Data supplied:
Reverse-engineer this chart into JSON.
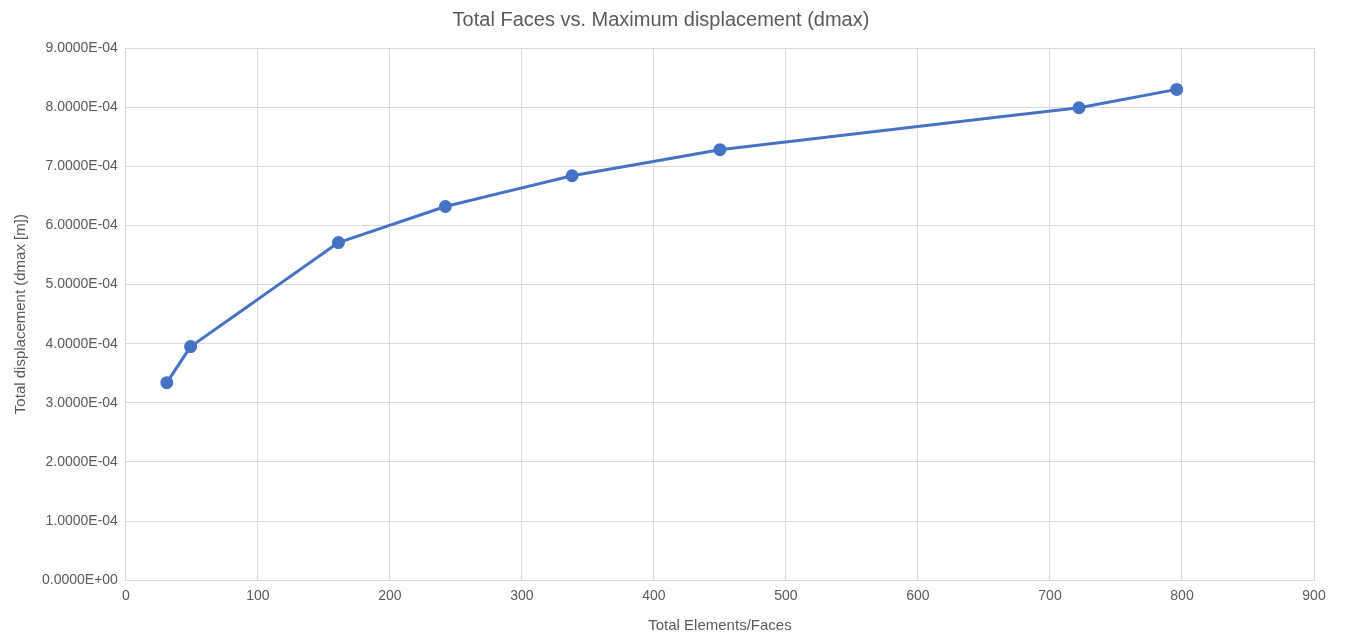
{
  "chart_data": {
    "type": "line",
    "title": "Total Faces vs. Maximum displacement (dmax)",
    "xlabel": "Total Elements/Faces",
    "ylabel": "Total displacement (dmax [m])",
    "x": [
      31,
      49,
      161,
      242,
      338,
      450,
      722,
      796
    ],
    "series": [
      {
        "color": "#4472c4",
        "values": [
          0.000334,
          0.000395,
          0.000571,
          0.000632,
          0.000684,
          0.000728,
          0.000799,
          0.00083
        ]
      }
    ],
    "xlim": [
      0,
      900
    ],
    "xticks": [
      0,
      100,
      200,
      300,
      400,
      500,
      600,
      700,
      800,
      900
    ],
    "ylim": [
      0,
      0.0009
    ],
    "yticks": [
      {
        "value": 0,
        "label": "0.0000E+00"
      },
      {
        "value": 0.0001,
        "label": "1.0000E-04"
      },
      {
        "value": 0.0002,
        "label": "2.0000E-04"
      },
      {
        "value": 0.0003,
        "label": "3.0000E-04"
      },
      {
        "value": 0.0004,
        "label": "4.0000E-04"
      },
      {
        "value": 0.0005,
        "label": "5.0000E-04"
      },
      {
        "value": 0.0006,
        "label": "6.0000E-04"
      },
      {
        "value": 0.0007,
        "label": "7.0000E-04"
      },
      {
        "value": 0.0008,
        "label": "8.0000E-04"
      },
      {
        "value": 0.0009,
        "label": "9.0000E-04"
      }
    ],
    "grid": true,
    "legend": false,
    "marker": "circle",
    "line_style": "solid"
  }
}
---
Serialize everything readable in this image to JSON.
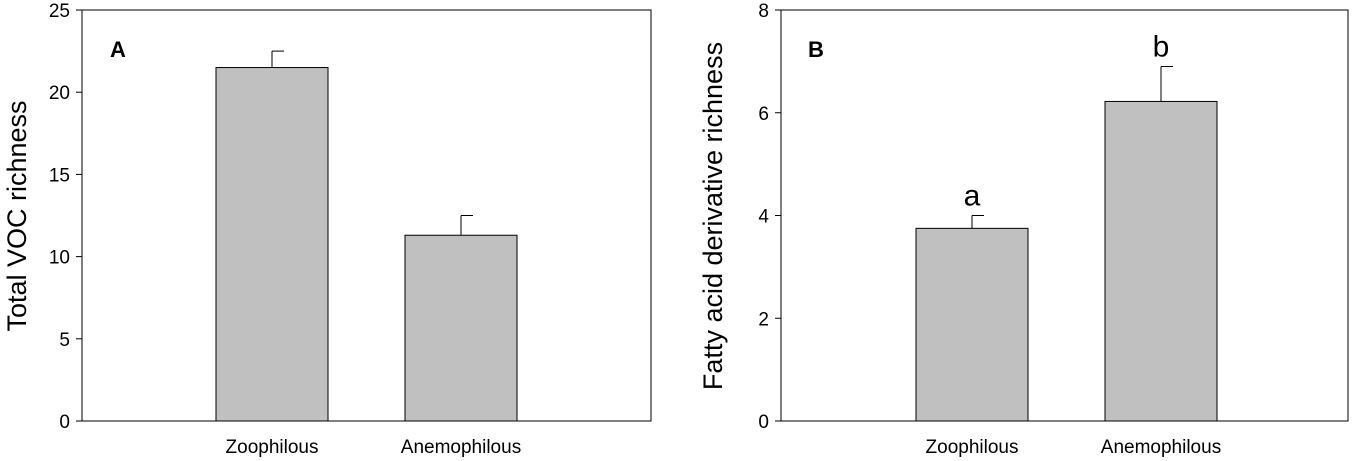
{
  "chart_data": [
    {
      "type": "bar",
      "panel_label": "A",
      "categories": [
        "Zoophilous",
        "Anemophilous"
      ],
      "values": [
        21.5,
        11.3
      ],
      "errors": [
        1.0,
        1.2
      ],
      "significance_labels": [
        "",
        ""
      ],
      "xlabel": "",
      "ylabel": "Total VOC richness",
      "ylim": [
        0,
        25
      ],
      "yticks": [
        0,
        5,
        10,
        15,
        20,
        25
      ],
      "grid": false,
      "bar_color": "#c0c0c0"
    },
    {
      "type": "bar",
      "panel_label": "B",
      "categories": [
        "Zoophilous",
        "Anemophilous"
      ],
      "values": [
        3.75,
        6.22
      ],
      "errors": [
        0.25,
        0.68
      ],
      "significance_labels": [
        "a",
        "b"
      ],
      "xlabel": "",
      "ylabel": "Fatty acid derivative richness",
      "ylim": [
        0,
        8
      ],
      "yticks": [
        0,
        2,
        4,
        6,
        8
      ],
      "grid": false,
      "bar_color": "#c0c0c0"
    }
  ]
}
...
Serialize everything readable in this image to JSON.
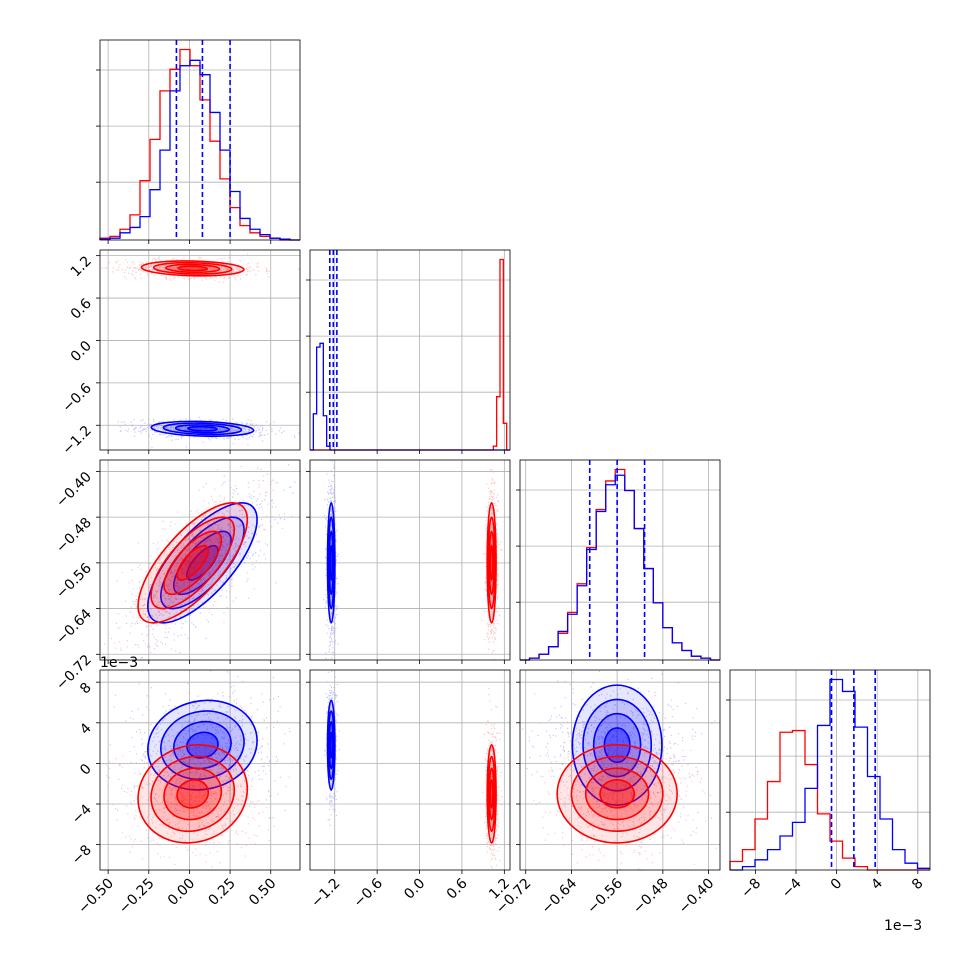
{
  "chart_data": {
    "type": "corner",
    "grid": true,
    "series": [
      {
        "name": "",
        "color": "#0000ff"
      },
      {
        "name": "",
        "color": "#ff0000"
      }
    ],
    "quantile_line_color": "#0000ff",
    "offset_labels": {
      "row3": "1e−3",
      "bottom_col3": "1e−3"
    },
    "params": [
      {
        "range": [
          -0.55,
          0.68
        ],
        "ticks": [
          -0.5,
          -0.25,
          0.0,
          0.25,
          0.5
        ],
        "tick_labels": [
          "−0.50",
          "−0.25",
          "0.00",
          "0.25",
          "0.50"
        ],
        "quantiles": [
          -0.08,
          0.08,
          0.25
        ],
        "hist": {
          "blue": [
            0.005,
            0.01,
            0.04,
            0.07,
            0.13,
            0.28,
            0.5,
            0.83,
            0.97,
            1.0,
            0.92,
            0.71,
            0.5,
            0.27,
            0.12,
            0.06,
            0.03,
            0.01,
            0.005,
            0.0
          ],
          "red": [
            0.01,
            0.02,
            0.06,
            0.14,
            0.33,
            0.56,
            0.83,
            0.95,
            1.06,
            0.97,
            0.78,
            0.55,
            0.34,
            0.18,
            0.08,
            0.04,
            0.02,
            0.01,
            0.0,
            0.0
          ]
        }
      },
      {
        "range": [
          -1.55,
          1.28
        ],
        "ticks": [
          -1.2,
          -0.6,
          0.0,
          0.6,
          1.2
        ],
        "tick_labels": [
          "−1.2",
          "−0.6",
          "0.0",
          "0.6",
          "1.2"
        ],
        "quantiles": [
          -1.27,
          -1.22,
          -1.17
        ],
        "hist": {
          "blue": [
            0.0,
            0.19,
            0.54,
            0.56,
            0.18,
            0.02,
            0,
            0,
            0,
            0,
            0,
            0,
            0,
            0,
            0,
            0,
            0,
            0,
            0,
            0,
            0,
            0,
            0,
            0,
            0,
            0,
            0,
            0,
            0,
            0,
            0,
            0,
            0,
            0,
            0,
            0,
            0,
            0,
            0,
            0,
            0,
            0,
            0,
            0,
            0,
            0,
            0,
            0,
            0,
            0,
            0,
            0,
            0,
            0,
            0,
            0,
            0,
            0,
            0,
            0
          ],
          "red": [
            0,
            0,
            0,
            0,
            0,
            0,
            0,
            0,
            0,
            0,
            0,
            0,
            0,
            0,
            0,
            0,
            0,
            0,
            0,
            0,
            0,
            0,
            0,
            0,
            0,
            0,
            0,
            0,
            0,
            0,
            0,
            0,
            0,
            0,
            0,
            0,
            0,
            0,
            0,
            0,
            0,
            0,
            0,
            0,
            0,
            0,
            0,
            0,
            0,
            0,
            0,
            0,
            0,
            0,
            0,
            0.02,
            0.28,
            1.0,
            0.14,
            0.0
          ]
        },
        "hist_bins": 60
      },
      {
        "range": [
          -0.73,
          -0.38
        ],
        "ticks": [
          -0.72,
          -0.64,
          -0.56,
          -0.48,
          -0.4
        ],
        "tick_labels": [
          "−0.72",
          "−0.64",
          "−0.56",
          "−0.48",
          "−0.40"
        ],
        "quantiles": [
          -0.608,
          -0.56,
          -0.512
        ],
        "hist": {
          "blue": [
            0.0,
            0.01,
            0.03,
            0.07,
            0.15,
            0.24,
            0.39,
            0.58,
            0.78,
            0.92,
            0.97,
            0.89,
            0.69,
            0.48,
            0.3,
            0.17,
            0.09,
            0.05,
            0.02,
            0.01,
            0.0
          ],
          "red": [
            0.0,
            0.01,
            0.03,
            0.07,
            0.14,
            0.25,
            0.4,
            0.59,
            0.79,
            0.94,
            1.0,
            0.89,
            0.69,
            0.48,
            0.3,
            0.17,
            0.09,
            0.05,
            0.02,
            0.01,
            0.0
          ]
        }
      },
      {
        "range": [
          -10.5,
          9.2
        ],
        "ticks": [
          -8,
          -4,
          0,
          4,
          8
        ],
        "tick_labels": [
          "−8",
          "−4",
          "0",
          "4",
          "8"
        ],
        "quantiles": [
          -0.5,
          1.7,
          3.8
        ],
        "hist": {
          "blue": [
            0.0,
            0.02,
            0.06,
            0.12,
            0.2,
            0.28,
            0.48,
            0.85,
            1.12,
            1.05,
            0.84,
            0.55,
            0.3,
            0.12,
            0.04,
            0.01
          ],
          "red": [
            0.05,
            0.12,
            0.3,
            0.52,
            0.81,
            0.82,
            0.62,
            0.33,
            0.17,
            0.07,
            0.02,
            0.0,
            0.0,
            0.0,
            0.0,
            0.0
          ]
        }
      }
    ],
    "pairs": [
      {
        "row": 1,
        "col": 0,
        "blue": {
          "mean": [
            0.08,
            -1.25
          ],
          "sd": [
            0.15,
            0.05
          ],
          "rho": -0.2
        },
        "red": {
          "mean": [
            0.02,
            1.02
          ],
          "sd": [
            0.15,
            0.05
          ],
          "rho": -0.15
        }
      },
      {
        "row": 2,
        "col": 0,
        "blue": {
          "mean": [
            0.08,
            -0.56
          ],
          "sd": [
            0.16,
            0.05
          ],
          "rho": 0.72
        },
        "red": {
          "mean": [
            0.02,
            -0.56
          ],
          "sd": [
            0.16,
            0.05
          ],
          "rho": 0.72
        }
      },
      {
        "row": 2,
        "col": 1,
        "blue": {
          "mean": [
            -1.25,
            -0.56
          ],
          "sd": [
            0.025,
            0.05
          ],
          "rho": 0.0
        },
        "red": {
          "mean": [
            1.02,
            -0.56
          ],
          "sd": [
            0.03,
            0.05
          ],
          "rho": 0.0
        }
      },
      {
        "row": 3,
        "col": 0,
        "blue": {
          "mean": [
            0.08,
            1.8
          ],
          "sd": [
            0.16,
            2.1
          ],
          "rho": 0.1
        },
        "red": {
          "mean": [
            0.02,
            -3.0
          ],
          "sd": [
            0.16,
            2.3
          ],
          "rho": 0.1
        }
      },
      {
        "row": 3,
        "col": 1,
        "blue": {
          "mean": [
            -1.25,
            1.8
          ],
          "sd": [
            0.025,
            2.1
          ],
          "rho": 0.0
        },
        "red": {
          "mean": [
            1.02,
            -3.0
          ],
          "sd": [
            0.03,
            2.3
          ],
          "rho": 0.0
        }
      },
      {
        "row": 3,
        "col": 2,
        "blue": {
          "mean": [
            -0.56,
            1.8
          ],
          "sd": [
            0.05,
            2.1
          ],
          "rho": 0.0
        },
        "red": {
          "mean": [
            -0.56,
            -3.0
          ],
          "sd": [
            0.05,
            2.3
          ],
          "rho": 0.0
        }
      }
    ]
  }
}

What to do: Collect every line with the string "Total" from the records, and copy each.

Task response:
    "title": "Total Faces vs. Maximum displacement (dmax)",
    "xlabel": "Total Elements/Faces",
    "ylabel": "Total displacement (dmax [m])",
      "ylabel": "Total VOC richness",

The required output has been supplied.